• **DATA SUPPLIED**
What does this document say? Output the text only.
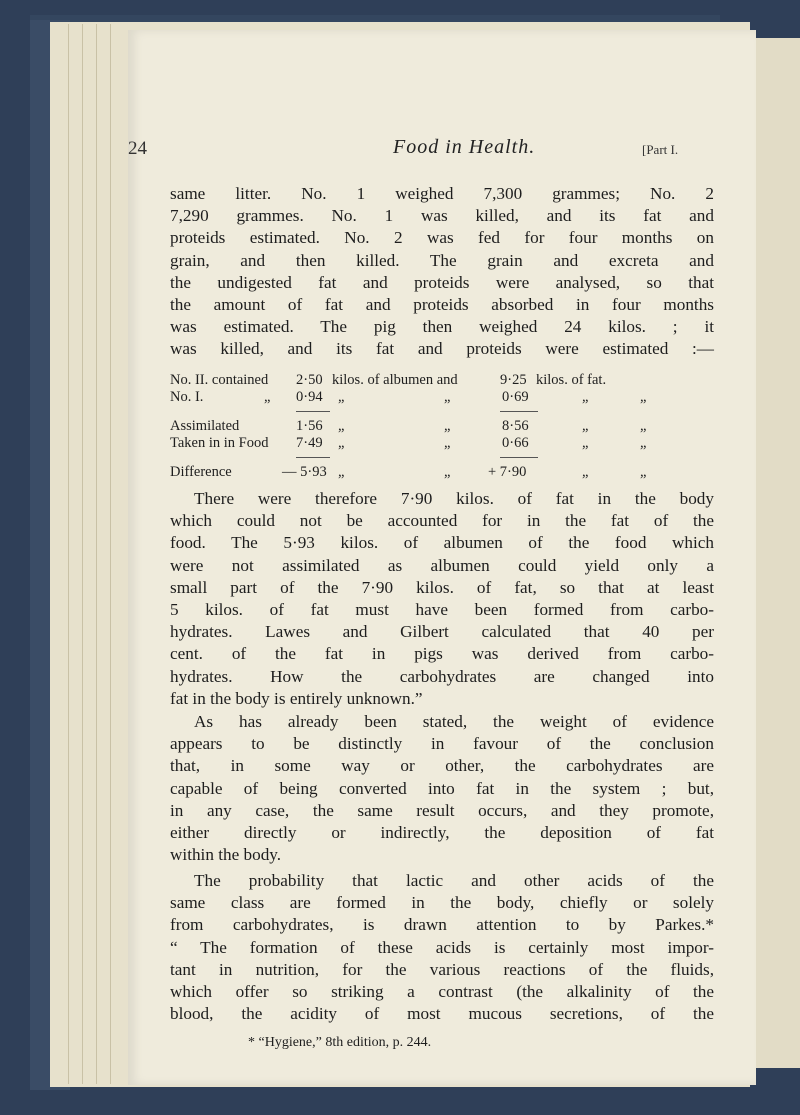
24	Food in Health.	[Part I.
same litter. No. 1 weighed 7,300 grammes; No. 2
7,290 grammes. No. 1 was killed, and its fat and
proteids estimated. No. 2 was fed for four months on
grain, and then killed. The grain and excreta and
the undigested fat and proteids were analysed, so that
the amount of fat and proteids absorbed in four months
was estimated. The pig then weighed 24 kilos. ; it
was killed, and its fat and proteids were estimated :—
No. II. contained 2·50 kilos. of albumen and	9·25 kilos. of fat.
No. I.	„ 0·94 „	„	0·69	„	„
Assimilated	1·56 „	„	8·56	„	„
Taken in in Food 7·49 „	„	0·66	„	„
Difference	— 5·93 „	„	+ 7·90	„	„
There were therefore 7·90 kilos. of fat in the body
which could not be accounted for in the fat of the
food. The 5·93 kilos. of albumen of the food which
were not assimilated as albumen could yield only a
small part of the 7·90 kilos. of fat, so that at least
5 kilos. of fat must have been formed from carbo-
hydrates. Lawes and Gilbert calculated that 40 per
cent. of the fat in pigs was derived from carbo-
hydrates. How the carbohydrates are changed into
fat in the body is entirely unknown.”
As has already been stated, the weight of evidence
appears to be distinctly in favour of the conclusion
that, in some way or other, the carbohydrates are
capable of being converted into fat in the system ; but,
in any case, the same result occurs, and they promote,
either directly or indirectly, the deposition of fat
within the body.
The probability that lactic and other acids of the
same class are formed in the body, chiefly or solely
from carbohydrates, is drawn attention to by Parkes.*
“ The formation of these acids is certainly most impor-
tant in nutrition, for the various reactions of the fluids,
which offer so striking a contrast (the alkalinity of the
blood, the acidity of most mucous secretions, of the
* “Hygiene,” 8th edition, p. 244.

...

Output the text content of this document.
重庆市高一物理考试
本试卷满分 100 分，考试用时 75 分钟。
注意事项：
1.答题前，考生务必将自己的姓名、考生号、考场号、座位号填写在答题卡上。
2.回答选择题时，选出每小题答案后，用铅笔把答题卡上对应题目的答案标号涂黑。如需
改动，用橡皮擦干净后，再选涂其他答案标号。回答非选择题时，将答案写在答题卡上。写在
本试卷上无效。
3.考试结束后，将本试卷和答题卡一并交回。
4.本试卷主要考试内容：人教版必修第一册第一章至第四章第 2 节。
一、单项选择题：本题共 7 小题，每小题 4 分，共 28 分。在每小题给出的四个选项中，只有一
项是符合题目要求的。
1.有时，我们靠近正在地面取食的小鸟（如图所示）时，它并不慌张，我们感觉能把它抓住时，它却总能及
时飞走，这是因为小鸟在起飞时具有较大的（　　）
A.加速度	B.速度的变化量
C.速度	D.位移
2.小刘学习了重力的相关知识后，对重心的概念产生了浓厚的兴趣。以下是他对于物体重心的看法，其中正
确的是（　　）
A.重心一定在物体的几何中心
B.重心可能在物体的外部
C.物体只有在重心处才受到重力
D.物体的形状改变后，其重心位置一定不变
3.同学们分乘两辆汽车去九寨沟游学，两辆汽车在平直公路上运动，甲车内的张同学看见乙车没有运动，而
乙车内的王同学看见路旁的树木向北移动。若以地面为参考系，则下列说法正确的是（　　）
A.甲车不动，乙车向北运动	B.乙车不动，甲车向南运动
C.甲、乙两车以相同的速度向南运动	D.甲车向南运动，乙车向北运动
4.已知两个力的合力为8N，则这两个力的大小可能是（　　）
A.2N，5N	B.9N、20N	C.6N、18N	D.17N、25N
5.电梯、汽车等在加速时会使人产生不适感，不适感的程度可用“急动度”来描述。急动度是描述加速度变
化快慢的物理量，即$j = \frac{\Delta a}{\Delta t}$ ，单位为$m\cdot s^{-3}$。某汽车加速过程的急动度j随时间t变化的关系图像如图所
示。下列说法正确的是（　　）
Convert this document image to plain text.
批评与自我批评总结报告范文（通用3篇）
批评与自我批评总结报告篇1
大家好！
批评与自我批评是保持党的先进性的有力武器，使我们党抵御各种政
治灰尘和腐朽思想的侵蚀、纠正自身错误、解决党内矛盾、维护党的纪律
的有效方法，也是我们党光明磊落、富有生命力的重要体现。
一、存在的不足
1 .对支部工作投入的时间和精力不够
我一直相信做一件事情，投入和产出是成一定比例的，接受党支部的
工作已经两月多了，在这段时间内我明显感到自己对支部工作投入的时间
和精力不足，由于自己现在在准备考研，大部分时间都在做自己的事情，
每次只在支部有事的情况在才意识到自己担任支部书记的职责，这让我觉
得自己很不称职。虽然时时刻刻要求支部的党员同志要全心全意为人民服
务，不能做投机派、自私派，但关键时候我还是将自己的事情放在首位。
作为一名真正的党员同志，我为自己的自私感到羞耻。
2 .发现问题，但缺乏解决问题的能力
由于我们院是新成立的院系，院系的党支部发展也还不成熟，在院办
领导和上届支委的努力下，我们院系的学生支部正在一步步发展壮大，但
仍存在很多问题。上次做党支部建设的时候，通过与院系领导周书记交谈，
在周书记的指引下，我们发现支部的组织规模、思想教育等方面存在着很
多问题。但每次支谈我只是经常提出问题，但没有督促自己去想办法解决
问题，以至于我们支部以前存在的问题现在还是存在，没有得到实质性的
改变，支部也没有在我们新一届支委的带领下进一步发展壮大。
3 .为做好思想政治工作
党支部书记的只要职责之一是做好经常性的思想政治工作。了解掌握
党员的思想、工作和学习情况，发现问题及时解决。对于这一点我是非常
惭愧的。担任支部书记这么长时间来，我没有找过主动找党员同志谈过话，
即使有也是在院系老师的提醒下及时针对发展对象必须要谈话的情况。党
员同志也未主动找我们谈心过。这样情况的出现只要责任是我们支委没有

• **WORK TO COMPLETE**
Look through the entries and return every line where "four" appears.

• **TASK OUTPUT**
proteids estimated. No. 2 was fed for four months on
the amount of fat and proteids absorbed in four months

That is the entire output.